Stated problem:
Transcribe the records below exactly as they appear.
____
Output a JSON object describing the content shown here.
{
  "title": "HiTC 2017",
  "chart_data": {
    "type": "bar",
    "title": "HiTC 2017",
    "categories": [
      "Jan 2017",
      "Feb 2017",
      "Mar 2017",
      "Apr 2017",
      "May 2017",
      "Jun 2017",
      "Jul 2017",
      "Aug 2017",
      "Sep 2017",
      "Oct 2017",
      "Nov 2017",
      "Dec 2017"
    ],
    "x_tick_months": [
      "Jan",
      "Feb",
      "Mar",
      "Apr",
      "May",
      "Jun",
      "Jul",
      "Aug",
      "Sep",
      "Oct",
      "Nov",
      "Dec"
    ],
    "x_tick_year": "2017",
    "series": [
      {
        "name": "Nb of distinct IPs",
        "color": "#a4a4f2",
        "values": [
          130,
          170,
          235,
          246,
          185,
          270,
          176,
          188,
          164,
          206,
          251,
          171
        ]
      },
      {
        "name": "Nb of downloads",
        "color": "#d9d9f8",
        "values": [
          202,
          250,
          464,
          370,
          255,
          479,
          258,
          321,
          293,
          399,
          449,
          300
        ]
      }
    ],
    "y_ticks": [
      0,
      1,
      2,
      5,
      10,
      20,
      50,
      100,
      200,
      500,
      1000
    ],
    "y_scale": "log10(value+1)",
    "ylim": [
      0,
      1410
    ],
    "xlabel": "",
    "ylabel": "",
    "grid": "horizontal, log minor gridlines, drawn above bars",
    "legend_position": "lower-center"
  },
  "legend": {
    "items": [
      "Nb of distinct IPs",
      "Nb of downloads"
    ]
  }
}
____
Written answer:
Output a JSON object describing the content shown here.
{
  "title": "HiTC 2017",
  "chart_data": {
    "type": "bar",
    "title": "HiTC 2017",
    "categories": [
      "Jan 2017",
      "Feb 2017",
      "Mar 2017",
      "Apr 2017",
      "May 2017",
      "Jun 2017",
      "Jul 2017",
      "Aug 2017",
      "Sep 2017",
      "Oct 2017",
      "Nov 2017",
      "Dec 2017"
    ],
    "x_tick_months": [
      "Jan",
      "Feb",
      "Mar",
      "Apr",
      "May",
      "Jun",
      "Jul",
      "Aug",
      "Sep",
      "Oct",
      "Nov",
      "Dec"
    ],
    "x_tick_year": "2017",
    "series": [
      {
        "name": "Nb of distinct IPs",
        "color": "#a4a4f2",
        "values": [
          130,
          170,
          235,
          246,
          185,
          270,
          176,
          188,
          164,
          206,
          251,
          171
        ]
      },
      {
        "name": "Nb of downloads",
        "color": "#d9d9f8",
        "values": [
          202,
          250,
          464,
          370,
          255,
          479,
          258,
          321,
          293,
          399,
          449,
          300
        ]
      }
    ],
    "y_ticks": [
      0,
      1,
      2,
      5,
      10,
      20,
      50,
      100,
      200,
      500,
      1000
    ],
    "y_scale": "log10(value+1)",
    "ylim": [
      0,
      1410
    ],
    "xlabel": "",
    "ylabel": "",
    "grid": "horizontal, log minor gridlines, drawn above bars",
    "legend_position": "lower-center"
  },
  "legend": {
    "items": [
      "Nb of distinct IPs",
      "Nb of downloads"
    ]
  }
}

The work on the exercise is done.